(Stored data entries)
****

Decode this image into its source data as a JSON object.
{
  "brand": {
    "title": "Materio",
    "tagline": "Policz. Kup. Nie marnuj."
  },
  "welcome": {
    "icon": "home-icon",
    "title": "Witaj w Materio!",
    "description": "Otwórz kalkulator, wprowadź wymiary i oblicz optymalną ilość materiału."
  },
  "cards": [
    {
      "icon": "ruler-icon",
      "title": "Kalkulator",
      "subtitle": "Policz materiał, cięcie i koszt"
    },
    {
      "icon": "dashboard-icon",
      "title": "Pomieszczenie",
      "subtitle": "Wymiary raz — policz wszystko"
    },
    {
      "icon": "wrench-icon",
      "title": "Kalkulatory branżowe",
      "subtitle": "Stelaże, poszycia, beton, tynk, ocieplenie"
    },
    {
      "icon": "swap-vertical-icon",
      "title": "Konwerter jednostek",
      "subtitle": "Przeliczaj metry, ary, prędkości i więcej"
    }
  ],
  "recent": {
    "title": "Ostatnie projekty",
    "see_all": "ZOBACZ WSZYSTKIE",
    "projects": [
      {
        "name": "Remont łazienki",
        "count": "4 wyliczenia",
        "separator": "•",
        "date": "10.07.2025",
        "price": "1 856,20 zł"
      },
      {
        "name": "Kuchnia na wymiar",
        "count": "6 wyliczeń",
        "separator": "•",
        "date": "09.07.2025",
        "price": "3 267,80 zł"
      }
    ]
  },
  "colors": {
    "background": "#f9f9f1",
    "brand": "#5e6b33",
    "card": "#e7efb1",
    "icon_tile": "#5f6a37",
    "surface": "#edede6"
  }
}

****

- Directive: Repeat each record exactly, leaving nothing out.

- Result of the task:
Decode this image into its source data as a JSON object.
{
  "brand": {
    "title": "Materio",
    "tagline": "Policz. Kup. Nie marnuj."
  },
  "welcome": {
    "icon": "home-icon",
    "title": "Witaj w Materio!",
    "description": "Otwórz kalkulator, wprowadź wymiary i oblicz optymalną ilość materiału."
  },
  "cards": [
    {
      "icon": "ruler-icon",
      "title": "Kalkulator",
      "subtitle": "Policz materiał, cięcie i koszt"
    },
    {
      "icon": "dashboard-icon",
      "title": "Pomieszczenie",
      "subtitle": "Wymiary raz — policz wszystko"
    },
    {
      "icon": "wrench-icon",
      "title": "Kalkulatory branżowe",
      "subtitle": "Stelaże, poszycia, beton, tynk, ocieplenie"
    },
    {
      "icon": "swap-vertical-icon",
      "title": "Konwerter jednostek",
      "subtitle": "Przeliczaj metry, ary, prędkości i więcej"
    }
  ],
  "recent": {
    "title": "Ostatnie projekty",
    "see_all": "ZOBACZ WSZYSTKIE",
    "projects": [
      {
        "name": "Remont łazienki",
        "count": "4 wyliczenia",
        "separator": "•",
        "date": "10.07.2025",
        "price": "1 856,20 zł"
      },
      {
        "name": "Kuchnia na wymiar",
        "count": "6 wyliczeń",
        "separator": "•",
        "date": "09.07.2025",
        "price": "3 267,80 zł"
      }
    ]
  },
  "colors": {
    "background": "#f9f9f1",
    "brand": "#5e6b33",
    "card": "#e7efb1",
    "icon_tile": "#5f6a37",
    "surface": "#edede6"
  }
}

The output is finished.